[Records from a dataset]
* begin *

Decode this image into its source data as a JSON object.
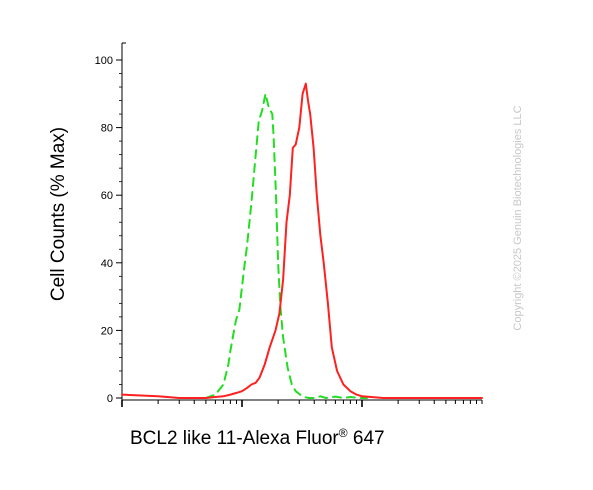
{
  "chart_data": {
    "type": "line",
    "title": "",
    "xlabel": "BCL2 like 11-Alexa Fluor",
    "xlabel_sup": "®",
    "xlabel_tail": " 647",
    "ylabel": "Cell Counts (% Max)",
    "x_scale": "log",
    "ylim": [
      0,
      100
    ],
    "y_ticks": [
      "0",
      "20",
      "40",
      "60",
      "80",
      "100"
    ],
    "y_tick_values": [
      0,
      20,
      40,
      60,
      80,
      100
    ],
    "grid": false,
    "legend": "none",
    "series": [
      {
        "style": "dashed",
        "color": "#22dd22",
        "x": [
          5.0,
          6.0,
          7.0,
          7.7,
          8.0,
          8.9,
          9.5,
          10.4,
          11.0,
          12.0,
          13.0,
          13.8,
          14.7,
          15.7,
          16.7,
          17.9,
          18.3,
          19.2,
          20.0,
          20.9,
          22.0,
          24.0,
          26.0,
          28.0,
          30.5,
          33.0,
          36.0,
          40.0,
          45.0,
          50.0,
          60.0,
          70.0,
          80.0,
          95.0,
          110.0
        ],
        "y": [
          0,
          1,
          4,
          10,
          14,
          23,
          26,
          38,
          45,
          58,
          72,
          82,
          85,
          90,
          86,
          84,
          78,
          60,
          40,
          27,
          18,
          9,
          4,
          2,
          1,
          0.3,
          0,
          0,
          0.5,
          0,
          0.4,
          0,
          0.3,
          0,
          0
        ]
      },
      {
        "style": "solid",
        "color": "#ff2020",
        "x": [
          1.0,
          2.0,
          3.0,
          4.0,
          5.0,
          6.0,
          7.0,
          8.0,
          9.0,
          10.0,
          11.0,
          12.0,
          13.0,
          14.0,
          15.5,
          17.0,
          19.0,
          20.5,
          22.0,
          23.5,
          25.0,
          26.5,
          28.0,
          30.0,
          32.0,
          34.0,
          35.5,
          37.0,
          39.5,
          42.0,
          45.0,
          48.0,
          52.0,
          56.0,
          62.0,
          70.0,
          80.0,
          90.0,
          100.0,
          150.0,
          200.0,
          500.0,
          1000.0
        ],
        "y": [
          1,
          0.5,
          0,
          0,
          0,
          0.3,
          0.5,
          1,
          1.5,
          2,
          3,
          4,
          4.5,
          6,
          10,
          15,
          20,
          25,
          35,
          52,
          60,
          74,
          75,
          80,
          90,
          93,
          88,
          84,
          74,
          60,
          48,
          40,
          28,
          15,
          8,
          4,
          2,
          1,
          0.5,
          0,
          0,
          0,
          0
        ]
      }
    ]
  },
  "watermark": "Copyright ©2025 Genuin Biotechnologies LLC"
}
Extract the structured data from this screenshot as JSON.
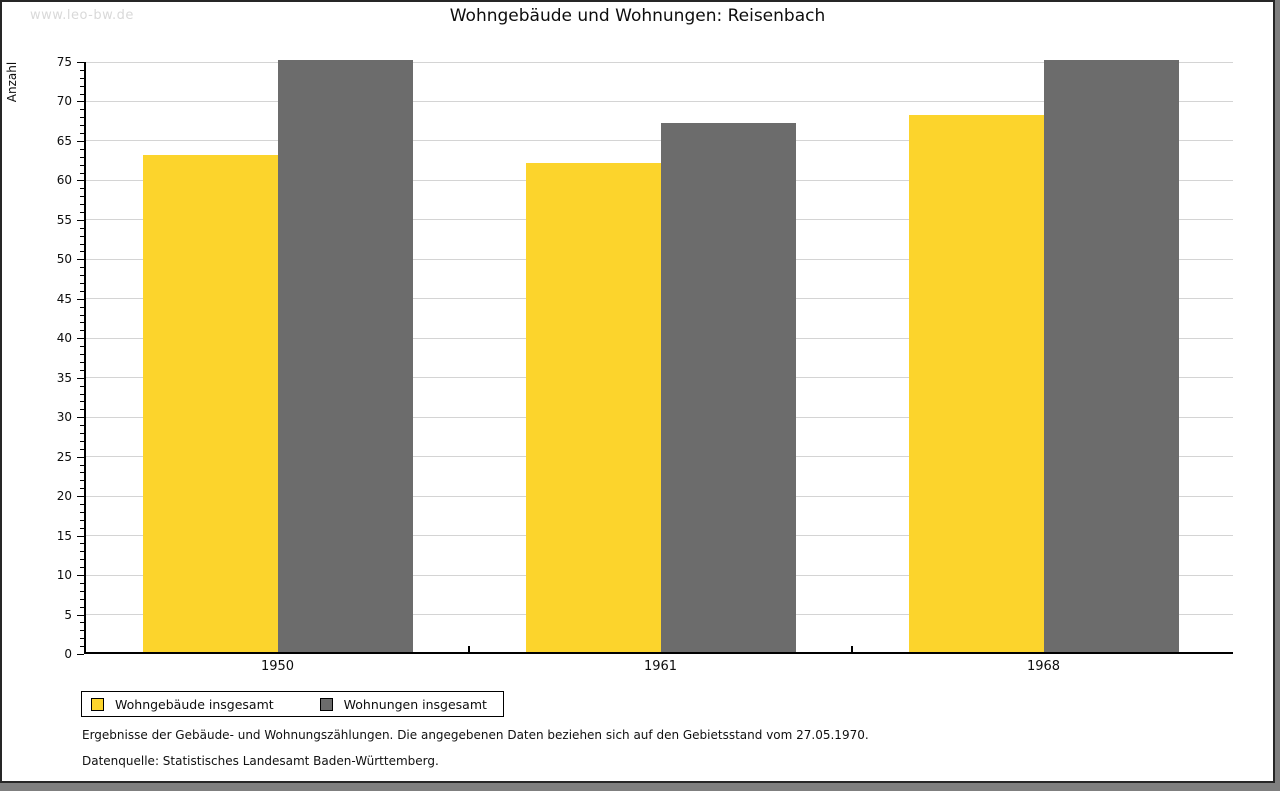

* end *

- _Exercise brief_
All of the entries need to be transcribed word for word; pictures are left out.

- _The answer_
Decode this image into its source data as a JSON object.
{
  "chart_data": {
    "type": "line",
    "title": "",
    "xlabel": "BCL2 like 11-Alexa Fluor",
    "xlabel_sup": "®",
    "xlabel_tail": " 647",
    "ylabel": "Cell Counts (% Max)",
    "x_scale": "log",
    "ylim": [
      0,
      100
    ],
    "y_ticks": [
      "0",
      "20",
      "40",
      "60",
      "80",
      "100"
    ],
    "y_tick_values": [
      0,
      20,
      40,
      60,
      80,
      100
    ],
    "grid": false,
    "legend": "none",
    "series": [
      {
        "style": "dashed",
        "color": "#22dd22",
        "x": [
          5.0,
          6.0,
          7.0,
          7.7,
          8.0,
          8.9,
          9.5,
          10.4,
          11.0,
          12.0,
          13.0,
          13.8,
          14.7,
          15.7,
          16.7,
          17.9,
          18.3,
          19.2,
          20.0,
          20.9,
          22.0,
          24.0,
          26.0,
          28.0,
          30.5,
          33.0,
          36.0,
          40.0,
          45.0,
          50.0,
          60.0,
          70.0,
          80.0,
          95.0,
          110.0
        ],
        "y": [
          0,
          1,
          4,
          10,
          14,
          23,
          26,
          38,
          45,
          58,
          72,
          82,
          85,
          90,
          86,
          84,
          78,
          60,
          40,
          27,
          18,
          9,
          4,
          2,
          1,
          0.3,
          0,
          0,
          0.5,
          0,
          0.4,
          0,
          0.3,
          0,
          0
        ]
      },
      {
        "style": "solid",
        "color": "#ff2020",
        "x": [
          1.0,
          2.0,
          3.0,
          4.0,
          5.0,
          6.0,
          7.0,
          8.0,
          9.0,
          10.0,
          11.0,
          12.0,
          13.0,
          14.0,
          15.5,
          17.0,
          19.0,
          20.5,
          22.0,
          23.5,
          25.0,
          26.5,
          28.0,
          30.0,
          32.0,
          34.0,
          35.5,
          37.0,
          39.5,
          42.0,
          45.0,
          48.0,
          52.0,
          56.0,
          62.0,
          70.0,
          80.0,
          90.0,
          100.0,
          150.0,
          200.0,
          500.0,
          1000.0
        ],
        "y": [
          1,
          0.5,
          0,
          0,
          0,
          0.3,
          0.5,
          1,
          1.5,
          2,
          3,
          4,
          4.5,
          6,
          10,
          15,
          20,
          25,
          35,
          52,
          60,
          74,
          75,
          80,
          90,
          93,
          88,
          84,
          74,
          60,
          48,
          40,
          28,
          15,
          8,
          4,
          2,
          1,
          0.5,
          0,
          0,
          0,
          0
        ]
      }
    ]
  },
  "watermark": "Copyright ©2025 Genuin Biotechnologies LLC"
}
Extract the structured data from this screenshot as JSON.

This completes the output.